### Available records ###

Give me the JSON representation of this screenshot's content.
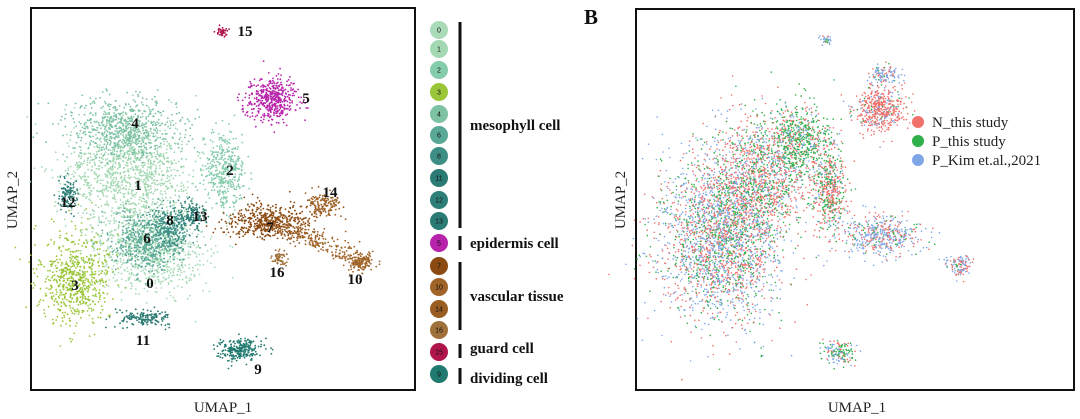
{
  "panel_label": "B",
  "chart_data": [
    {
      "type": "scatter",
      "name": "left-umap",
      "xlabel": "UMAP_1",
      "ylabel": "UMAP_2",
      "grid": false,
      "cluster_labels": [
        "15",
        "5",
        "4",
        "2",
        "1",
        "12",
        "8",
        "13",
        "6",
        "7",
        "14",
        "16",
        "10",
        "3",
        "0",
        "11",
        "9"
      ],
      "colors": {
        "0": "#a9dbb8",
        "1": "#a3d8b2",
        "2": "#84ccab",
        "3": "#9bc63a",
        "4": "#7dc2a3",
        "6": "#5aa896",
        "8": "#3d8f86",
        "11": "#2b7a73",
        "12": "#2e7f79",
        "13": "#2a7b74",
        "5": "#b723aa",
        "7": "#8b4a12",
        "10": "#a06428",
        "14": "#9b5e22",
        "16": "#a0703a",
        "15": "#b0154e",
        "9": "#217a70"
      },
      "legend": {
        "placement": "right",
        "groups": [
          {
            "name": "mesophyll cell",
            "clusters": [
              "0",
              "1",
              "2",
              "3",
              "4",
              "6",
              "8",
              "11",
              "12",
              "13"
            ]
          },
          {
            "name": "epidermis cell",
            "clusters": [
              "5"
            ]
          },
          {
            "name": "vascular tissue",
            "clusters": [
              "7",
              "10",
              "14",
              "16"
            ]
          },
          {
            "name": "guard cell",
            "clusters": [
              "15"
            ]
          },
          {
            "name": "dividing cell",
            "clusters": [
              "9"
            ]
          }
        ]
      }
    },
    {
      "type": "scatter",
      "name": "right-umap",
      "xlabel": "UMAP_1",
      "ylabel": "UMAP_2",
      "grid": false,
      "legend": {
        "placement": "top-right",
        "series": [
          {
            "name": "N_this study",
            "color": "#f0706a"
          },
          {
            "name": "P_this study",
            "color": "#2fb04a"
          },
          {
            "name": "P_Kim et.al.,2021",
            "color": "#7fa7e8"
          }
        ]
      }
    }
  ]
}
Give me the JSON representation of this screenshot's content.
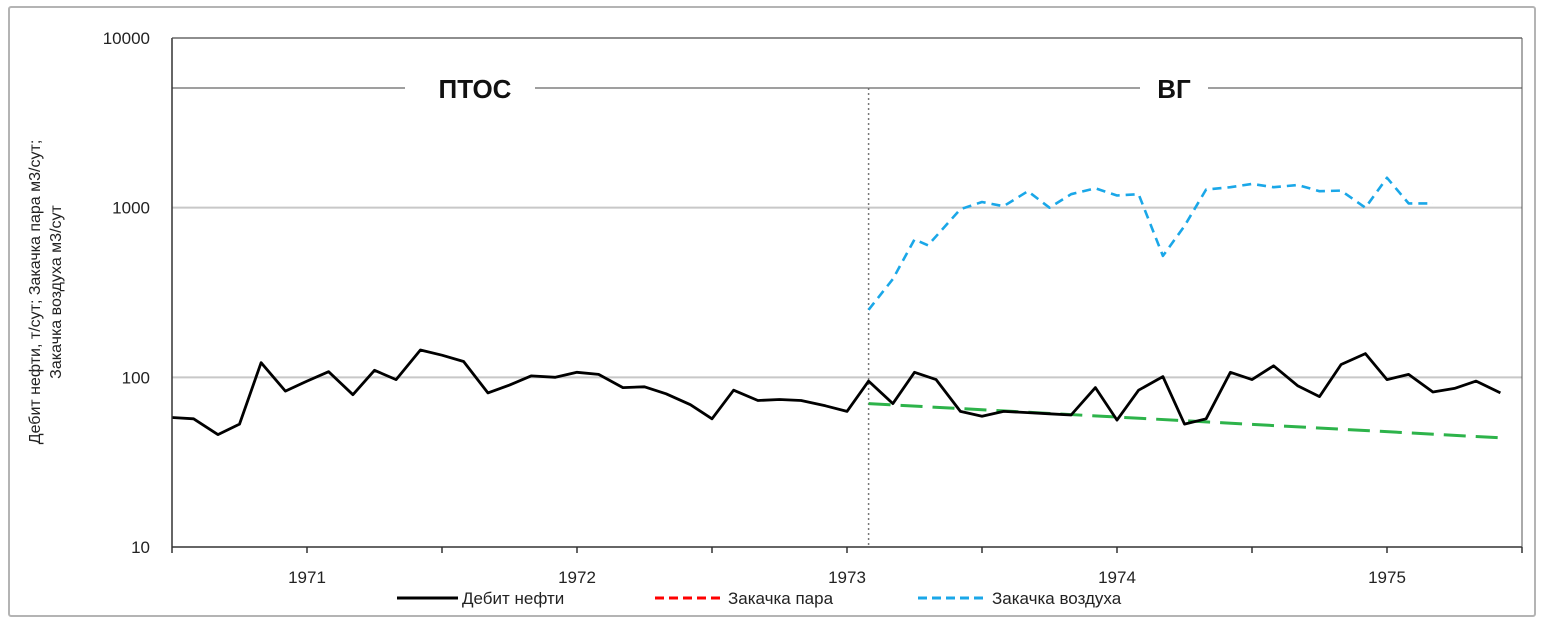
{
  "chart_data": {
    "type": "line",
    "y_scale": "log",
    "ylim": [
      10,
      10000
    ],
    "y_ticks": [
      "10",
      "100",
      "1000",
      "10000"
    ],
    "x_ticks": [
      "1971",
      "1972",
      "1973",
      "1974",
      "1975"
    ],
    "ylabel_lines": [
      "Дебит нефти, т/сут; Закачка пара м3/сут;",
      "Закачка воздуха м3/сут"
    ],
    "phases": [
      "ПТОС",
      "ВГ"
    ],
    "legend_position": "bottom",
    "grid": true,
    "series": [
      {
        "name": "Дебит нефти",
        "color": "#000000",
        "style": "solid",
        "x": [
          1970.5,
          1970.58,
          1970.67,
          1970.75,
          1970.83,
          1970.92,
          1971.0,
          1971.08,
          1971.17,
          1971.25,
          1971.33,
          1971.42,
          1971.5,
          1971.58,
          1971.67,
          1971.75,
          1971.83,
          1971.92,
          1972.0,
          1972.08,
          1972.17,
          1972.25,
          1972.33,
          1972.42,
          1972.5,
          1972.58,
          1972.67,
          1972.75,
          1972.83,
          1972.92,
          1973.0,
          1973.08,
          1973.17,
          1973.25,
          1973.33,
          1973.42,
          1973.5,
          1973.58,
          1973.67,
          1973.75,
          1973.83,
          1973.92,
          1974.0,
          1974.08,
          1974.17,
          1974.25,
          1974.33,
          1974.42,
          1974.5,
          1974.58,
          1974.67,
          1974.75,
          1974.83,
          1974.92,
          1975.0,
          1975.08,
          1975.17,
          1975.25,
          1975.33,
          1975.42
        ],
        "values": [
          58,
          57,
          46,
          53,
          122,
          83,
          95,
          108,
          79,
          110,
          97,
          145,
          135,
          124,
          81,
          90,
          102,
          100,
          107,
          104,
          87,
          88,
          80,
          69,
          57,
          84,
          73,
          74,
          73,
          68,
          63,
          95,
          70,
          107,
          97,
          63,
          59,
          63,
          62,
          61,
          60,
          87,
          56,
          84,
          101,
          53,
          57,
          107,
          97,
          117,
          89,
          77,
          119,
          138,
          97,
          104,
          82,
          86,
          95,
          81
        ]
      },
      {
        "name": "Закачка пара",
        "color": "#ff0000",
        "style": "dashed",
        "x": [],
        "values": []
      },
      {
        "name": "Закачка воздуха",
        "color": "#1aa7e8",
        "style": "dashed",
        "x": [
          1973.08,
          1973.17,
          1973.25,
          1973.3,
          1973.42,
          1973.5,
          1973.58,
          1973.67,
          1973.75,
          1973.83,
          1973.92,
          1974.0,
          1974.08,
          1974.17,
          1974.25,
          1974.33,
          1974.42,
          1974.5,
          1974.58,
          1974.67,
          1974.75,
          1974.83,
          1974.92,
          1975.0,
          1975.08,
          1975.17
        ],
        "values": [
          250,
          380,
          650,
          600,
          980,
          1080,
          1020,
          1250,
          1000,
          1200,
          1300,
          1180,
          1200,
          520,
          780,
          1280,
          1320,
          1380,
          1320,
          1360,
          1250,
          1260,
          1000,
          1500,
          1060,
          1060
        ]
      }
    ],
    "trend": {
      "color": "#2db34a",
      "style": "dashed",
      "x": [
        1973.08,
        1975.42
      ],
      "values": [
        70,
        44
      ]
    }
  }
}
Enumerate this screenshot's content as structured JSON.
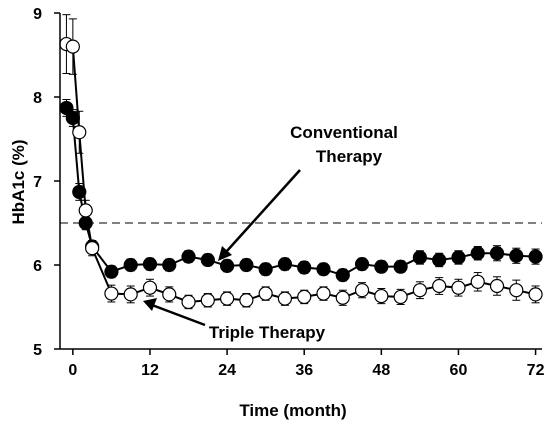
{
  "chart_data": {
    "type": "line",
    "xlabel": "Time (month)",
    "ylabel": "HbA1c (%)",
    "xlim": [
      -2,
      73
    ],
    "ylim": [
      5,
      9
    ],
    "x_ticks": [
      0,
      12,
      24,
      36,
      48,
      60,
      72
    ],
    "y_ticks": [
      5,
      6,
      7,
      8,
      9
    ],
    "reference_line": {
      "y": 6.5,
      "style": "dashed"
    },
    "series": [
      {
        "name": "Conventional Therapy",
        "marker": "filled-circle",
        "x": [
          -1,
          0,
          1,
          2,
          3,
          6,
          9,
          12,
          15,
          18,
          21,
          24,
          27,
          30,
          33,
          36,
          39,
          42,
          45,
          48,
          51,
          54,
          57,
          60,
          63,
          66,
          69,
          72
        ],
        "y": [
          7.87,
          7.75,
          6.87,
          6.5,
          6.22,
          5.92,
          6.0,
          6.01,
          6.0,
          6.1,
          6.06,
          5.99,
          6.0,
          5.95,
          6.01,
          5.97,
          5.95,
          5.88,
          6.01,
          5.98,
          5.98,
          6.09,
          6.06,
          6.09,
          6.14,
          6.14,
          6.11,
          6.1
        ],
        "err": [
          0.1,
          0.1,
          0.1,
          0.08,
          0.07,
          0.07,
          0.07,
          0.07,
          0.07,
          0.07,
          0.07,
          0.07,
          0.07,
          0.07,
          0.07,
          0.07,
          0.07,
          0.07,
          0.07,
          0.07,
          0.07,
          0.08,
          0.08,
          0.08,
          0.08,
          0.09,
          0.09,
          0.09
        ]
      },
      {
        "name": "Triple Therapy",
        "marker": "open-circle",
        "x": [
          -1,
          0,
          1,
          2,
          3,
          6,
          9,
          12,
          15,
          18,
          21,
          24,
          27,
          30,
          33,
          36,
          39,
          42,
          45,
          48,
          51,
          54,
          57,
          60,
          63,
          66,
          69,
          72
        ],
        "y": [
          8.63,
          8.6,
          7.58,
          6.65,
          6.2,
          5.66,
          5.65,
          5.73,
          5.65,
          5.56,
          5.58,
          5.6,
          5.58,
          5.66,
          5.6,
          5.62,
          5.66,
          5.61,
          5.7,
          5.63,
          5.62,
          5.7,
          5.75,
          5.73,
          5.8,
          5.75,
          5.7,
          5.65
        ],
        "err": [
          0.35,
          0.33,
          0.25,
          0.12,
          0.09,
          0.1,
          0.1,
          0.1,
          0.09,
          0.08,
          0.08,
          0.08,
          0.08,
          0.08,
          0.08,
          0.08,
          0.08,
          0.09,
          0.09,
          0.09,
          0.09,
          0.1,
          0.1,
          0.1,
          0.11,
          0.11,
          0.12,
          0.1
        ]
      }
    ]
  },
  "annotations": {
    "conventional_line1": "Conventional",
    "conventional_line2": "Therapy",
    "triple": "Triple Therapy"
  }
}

###

▶ _Set problem_
Only the number should be given: how many lines of the data contain the word "Therapy"?

▶ _Exercise output_
4